■ The task ■
Of the lines below, how many hold the string "colors"? Give only the number.

■ Provided data ■
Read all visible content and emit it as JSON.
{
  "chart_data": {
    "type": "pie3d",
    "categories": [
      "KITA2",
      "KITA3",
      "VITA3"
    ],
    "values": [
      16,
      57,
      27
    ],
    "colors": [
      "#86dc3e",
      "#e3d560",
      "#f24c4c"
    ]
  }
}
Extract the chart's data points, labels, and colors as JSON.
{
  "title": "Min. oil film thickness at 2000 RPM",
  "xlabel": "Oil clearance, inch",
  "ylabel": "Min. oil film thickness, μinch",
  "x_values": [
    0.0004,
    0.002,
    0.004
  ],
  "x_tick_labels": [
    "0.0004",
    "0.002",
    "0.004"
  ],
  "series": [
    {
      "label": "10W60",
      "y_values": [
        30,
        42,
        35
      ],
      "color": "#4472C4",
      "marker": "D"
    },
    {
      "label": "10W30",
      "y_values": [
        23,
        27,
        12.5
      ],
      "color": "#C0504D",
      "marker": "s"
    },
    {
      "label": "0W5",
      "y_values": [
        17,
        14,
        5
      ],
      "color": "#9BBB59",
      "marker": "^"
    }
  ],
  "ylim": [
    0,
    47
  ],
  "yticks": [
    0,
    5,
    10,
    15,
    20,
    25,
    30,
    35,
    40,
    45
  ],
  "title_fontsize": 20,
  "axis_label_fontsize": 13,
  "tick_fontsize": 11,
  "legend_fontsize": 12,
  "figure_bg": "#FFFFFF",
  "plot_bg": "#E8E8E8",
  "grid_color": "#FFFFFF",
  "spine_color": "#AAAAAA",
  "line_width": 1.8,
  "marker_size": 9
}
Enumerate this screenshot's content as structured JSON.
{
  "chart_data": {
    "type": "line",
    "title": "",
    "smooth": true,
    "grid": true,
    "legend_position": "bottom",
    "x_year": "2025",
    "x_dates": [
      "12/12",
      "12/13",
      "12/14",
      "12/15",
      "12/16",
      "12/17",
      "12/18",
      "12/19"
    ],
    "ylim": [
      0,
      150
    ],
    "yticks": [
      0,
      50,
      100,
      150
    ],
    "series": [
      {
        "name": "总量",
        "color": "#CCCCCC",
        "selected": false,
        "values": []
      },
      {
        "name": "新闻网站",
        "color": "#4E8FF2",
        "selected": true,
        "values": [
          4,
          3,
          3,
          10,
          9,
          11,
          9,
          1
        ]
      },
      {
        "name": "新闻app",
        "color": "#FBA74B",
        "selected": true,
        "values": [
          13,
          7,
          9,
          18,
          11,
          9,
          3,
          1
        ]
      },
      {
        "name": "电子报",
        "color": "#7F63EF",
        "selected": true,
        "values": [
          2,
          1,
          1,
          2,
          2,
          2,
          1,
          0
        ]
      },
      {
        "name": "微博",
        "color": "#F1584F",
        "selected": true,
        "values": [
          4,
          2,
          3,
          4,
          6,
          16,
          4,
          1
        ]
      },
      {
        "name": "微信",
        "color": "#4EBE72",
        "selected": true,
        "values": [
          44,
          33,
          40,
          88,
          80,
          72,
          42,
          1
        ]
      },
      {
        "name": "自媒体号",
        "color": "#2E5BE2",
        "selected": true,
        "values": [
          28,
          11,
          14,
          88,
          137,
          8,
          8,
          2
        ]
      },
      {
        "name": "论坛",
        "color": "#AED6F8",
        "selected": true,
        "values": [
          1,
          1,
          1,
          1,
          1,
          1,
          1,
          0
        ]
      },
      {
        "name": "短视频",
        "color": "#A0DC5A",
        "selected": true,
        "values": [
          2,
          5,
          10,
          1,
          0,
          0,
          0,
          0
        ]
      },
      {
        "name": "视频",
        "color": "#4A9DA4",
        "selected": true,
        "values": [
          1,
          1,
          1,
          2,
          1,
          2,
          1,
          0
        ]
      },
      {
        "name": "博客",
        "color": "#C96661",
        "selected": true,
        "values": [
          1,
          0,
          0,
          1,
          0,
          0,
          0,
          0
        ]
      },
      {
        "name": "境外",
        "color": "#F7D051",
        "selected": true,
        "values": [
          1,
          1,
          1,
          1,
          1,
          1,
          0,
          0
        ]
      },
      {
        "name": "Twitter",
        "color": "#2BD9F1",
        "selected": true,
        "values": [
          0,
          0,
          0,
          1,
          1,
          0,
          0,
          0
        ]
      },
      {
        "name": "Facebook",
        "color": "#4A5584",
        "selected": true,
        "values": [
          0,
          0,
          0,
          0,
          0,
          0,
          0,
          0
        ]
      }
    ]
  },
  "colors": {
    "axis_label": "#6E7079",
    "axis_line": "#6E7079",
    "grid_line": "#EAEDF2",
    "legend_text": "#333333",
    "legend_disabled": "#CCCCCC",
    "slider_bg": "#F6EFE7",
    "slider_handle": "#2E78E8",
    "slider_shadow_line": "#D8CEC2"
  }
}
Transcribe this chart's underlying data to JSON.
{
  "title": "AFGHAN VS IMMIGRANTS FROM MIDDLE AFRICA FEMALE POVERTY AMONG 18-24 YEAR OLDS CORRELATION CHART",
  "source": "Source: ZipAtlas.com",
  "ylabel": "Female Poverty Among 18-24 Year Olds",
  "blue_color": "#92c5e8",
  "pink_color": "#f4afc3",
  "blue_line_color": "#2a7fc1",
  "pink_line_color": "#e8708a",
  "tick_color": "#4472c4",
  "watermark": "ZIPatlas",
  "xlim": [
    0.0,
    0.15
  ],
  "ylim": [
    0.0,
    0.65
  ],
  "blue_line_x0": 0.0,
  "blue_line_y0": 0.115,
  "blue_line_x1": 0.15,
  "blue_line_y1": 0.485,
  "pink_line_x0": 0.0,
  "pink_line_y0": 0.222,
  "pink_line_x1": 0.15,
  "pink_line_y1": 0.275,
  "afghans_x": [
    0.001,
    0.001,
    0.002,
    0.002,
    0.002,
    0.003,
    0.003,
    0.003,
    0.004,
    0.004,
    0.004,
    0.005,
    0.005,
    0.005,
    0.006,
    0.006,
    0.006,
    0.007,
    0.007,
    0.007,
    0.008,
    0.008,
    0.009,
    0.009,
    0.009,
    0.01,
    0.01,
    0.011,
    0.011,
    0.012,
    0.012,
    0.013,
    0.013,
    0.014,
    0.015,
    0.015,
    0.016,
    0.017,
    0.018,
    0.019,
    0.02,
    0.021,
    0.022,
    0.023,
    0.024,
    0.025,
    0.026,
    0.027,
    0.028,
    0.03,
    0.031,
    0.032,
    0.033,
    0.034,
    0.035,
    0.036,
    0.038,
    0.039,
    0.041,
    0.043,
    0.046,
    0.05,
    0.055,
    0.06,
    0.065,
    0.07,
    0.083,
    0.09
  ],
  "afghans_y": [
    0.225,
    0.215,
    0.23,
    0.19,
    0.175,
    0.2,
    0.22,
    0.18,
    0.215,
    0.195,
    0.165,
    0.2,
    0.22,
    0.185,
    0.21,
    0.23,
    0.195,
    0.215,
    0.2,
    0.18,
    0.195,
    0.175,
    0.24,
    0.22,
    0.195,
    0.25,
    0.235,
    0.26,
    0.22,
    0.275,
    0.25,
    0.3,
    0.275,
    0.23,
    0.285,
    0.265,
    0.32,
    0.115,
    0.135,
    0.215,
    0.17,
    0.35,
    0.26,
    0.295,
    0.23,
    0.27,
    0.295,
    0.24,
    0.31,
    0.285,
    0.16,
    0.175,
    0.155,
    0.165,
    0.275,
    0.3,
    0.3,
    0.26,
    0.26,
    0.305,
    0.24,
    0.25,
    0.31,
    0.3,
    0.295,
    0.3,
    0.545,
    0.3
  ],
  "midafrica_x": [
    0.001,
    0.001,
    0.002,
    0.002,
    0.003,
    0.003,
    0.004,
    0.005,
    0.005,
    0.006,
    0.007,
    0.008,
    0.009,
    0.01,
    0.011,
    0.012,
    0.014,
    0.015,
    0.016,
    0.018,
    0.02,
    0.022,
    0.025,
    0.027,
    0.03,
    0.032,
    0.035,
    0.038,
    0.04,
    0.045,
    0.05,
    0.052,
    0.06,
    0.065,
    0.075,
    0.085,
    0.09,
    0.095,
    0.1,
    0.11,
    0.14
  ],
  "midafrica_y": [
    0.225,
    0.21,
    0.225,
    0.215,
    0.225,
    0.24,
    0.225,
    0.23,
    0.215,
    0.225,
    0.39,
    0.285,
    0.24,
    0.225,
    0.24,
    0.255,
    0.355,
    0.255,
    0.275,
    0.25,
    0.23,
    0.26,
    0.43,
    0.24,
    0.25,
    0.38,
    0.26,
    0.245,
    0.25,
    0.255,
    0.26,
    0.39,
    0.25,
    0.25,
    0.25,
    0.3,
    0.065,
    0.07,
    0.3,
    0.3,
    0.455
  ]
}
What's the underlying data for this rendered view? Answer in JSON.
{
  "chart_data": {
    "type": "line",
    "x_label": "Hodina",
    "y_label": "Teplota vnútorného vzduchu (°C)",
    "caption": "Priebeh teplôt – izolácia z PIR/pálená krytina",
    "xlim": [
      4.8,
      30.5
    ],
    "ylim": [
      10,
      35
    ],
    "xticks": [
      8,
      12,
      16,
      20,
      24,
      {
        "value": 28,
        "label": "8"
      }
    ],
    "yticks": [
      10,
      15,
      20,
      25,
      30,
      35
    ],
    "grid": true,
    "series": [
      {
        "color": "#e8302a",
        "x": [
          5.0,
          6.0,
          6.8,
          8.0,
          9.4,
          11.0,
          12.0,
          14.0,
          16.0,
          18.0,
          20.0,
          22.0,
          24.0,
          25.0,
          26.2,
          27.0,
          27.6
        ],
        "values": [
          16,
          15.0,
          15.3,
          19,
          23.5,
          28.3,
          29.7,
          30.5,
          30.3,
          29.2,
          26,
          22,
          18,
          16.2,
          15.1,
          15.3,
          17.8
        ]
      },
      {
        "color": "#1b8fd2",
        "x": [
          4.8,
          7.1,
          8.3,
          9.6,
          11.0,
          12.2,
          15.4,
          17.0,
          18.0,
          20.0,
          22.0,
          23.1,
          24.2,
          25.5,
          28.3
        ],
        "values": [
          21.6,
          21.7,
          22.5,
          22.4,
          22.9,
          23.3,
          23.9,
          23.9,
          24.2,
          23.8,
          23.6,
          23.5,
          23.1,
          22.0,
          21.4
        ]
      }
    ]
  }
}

■ Written reply ■
3